Verilen görev 1: Aşağıdaki Ağrı direnişi üzerine yazılmış metne göre (a), (b) ve (c) ifadeleri doğru mu? Her birine evet ya da hayır de ve karar veren kelimeleri metinden aynen alıntıla. (a) Bağımsız Kürdistan talebini teorik bir programla ortaya koyan ilk örgütlenme Xoybun'dur. (b) Ekim devrimi 1919'da ilan edilmiştir. (c) Sovyetler, Kürt ulusunun gömülmesine karşı çıkmıştır.

──────── Metin bölümü

Ali Kızıl
Tarihte, bağımsız Kürdistan talebini teorik program çerçevesinde
ortaya koyup, bunun direnişini örgütleyen ilk örgütlenme Xoybun'dur. 17
Ekim 1917 de Rusya da Ekim devrimi ilan edilirken; devrimin ana şiarı
emekçi sınıflara eşitlik ve adalet, ezilen halklara özgürlük şeklinde
idi.
Fakat Sovyet Rusya'sının hemen yanı başinda, sınır komşusu olan Ağrı
direnişi ve öncüsü olan Xoybun Türk faşizminin postalları altında
ezilerek "Hayali bağımsız Kürdistan Ağrı dağı altında meftundur"
denilerek bir ulus yok ediliyordu.
Tarihin cilvesi olsa gerek! Ulusların kendi kadereni tayin etme
hakkının tarihsel bir hak olduğu bir dönemde, Kürt ulusu Ağrı dağı
altında meftun diye tanımlanıyordu. Hem de sosyalizmin kurucusu olan
Sovyetlerin yanıbaşinda!
O gün bugündür, birey olarak değil bağımsızlığı, Kürt ve Kürdistanı
ağza almak suç sayıldı. Kürdistan inkar edilerek ölü soğukluğu ve
sessizliği ile canlı canlı tabutuyla Ağrı Dağına gömüldü.
Kapitalist sistem paranın esaretine boyun eğerek "ulusların kendi
kaderine tayin hakkını" Kürtler için gözmezden geldi. Sosyalizmin
kurucusu sovyetler ise, "herşey Sovyet ana yurdu korumak" idealine feda
ederek, Kürt ulusunun mefta olarak canlı canlı gömülmesine göz yumdu.

────────────────

Verilen görev 2: Listede "y-tick-label: 30000 [302,384,340,398]" ifadesini içeren satırdan "panel-4: YX, BL" ifadesini içeren satıra kadar olan kısmı, iki ucu da dahil ederek bir JSON dizgi listesine dönüştür. Her satır bir öğe olsun, boş satırları atla.

──────── Sağlanan girdiler

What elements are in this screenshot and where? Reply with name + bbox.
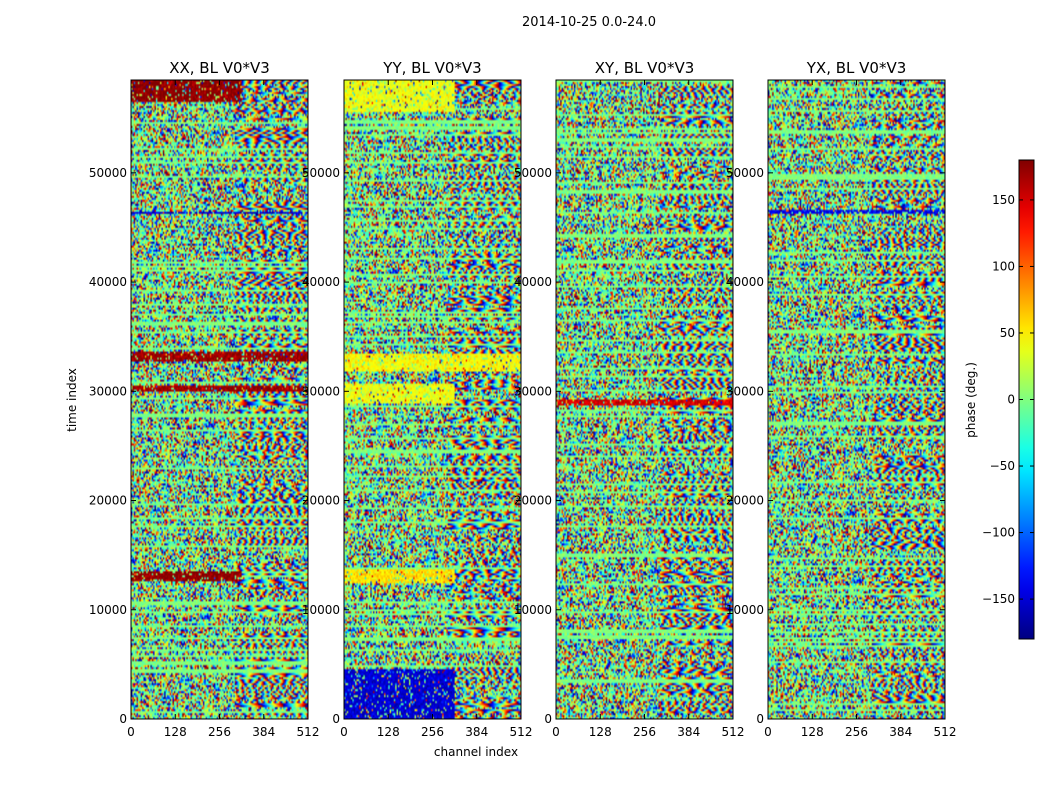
y-tick-label: 30000 [302,384,340,398]
panels: XX, BL V0*V3 0 128 256 384 512 0 10000 20000 3000… [89,59,957,739]
y-tick-label: 20000 [514,494,552,508]
x-axis-label: channel index [434,745,518,759]
y-tick-label: 10000 [726,603,764,617]
y-tick-label: 20000 [726,494,764,508]
y-tick-label: 20000 [89,494,127,508]
colorbar-tick-label: 150 [992,193,1015,207]
y-tick-label: 0 [544,712,552,726]
x-tick-label: 384 [677,725,700,739]
y-tick-label: 30000 [726,384,764,398]
y-tick-label: 0 [119,712,127,726]
y-tick-label: 10000 [514,603,552,617]
colorbar-tick-label: −100 [982,526,1015,540]
panel-3: XY, BL V0*V3 0 128 256 384 512 0 10000 20000 3000… [514,59,745,739]
heatmap-image [344,80,521,719]
y-axis-label: time index [65,368,79,432]
panel-4: YX, BL V0*V3 0 128 256 384 512 0 10000 20000 3000… [726,59,957,739]
panel-title: YY, BL V0*V3 [382,59,481,77]
x-tick-label: 256 [421,725,444,739]
x-tick-label: 512 [934,725,957,739]
y-tick-label: 0 [756,712,764,726]
y-tick-label: 40000 [89,275,127,289]
panel-1: XX, BL V0*V3 0 128 256 384 512 0 10000 20000 3000… [89,59,320,739]
x-tick-label: 128 [801,725,824,739]
y-tick-label: 50000 [726,166,764,180]
x-tick-label: 128 [164,725,187,739]
y-tick-label: 0 [332,712,340,726]
y-tick-label: 30000 [89,384,127,398]
y-tick-label: 40000 [726,275,764,289]
y-tick-label: 40000 [514,275,552,289]
colorbar-tick-label: 50 [1000,326,1015,340]
x-tick-label: 384 [889,725,912,739]
y-tick-label: 50000 [89,166,127,180]
x-tick-label: 256 [208,725,231,739]
colorbar-tick-label: 0 [1007,393,1015,407]
panel-title: XX, BL V0*V3 [169,59,270,77]
colorbar: −150 −100 −50 0 50 100 150 [982,159,1035,640]
x-tick-label: 256 [633,725,656,739]
colorbar-tick-label: −50 [990,459,1015,473]
x-tick-label: 0 [552,725,560,739]
x-tick-label: 0 [127,725,135,739]
x-tick-label: 512 [722,725,745,739]
x-tick-label: 256 [845,725,868,739]
x-tick-label: 128 [589,725,612,739]
y-tick-label: 50000 [302,166,340,180]
x-tick-label: 0 [764,725,772,739]
y-tick-label: 20000 [302,494,340,508]
x-tick-label: 384 [252,725,275,739]
figure-title: 2014-10-25 0.0-24.0 [522,15,656,30]
panel-2: YY, BL V0*V3 0 128 256 384 512 0 10000 20000 3000… [302,59,533,739]
x-tick-label: 384 [465,725,488,739]
heatmap-image [556,80,733,719]
colorbar-tick-label: −150 [982,592,1015,606]
panel-title: XY, BL V0*V3 [595,59,695,77]
heatmap-image [768,80,945,719]
heatmap-image [131,80,308,719]
colorbar-tick-label: 100 [992,259,1015,273]
y-tick-label: 10000 [302,603,340,617]
y-tick-label: 10000 [89,603,127,617]
panel-title: YX, BL V0*V3 [806,59,907,77]
x-tick-label: 128 [377,725,400,739]
y-tick-label: 30000 [514,384,552,398]
y-tick-label: 50000 [514,166,552,180]
x-tick-label: 512 [510,725,533,739]
colorbar-label: phase (deg.) [964,362,978,438]
x-tick-label: 512 [297,725,320,739]
x-tick-label: 0 [340,725,348,739]
y-tick-label: 40000 [302,275,340,289]
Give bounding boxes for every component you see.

────────────────

Görev çıktısı 1:
(a) Evet: "Tarihte, bağımsız Kürdistan talebini teorik program çerçevesinde ortaya koyup, bunun direnişini örgütleyen ilk örgütlenme Xoybun'dur."
(b) Hayır: "17 Ekim 1917 de Rusya da Ekim devrimi ilan edilirken"
(c) Hayır: "Kürt ulusunun mefta olarak canlı canlı gömülmesine göz yumdu."

Görev çıktısı 2:
[
  "y-tick-label: 30000 [302,384,340,398]",
  "panels: XX, BL V0*V3 0 128 256 384 512 0 10000 20000 3000… [89,59,957,739]",
  "y-tick-label: 20000 [514,494,552,508]",
  "x-axis-label: channel index [434,745,518,759]",
  "y-tick-label: 10000 [726,603,764,617]",
  "y-tick-label: 20000 [726,494,764,508]",
  "y-tick-label: 20000 [89,494,127,508]",
  "colorbar-tick-label: 150 [992,193,1015,207]",
  "y-tick-label: 0 [544,712,552,726]",
  "x-tick-label: 384 [677,725,700,739]",
  "y-tick-label: 30000 [726,384,764,398]",
  "y-tick-label: 0 [119,712,127,726]",
  "y-tick-label: 10000 [514,603,552,617]",
  "colorbar-tick-label: −100 [982,526,1015,540]",
  "panel-3: XY, BL V0*V3 0 128 256 384 512 0 10000 20000 3000… [514,59,745,739]",
  "heatmap-image [344,80,521,719]",
  "y-axis-label: time index [65,368,79,432]",
  "panel-4: YX, BL V0*V3 0 128 256 384 512 0 10000 20000 3000… [726,59,957,739]"
]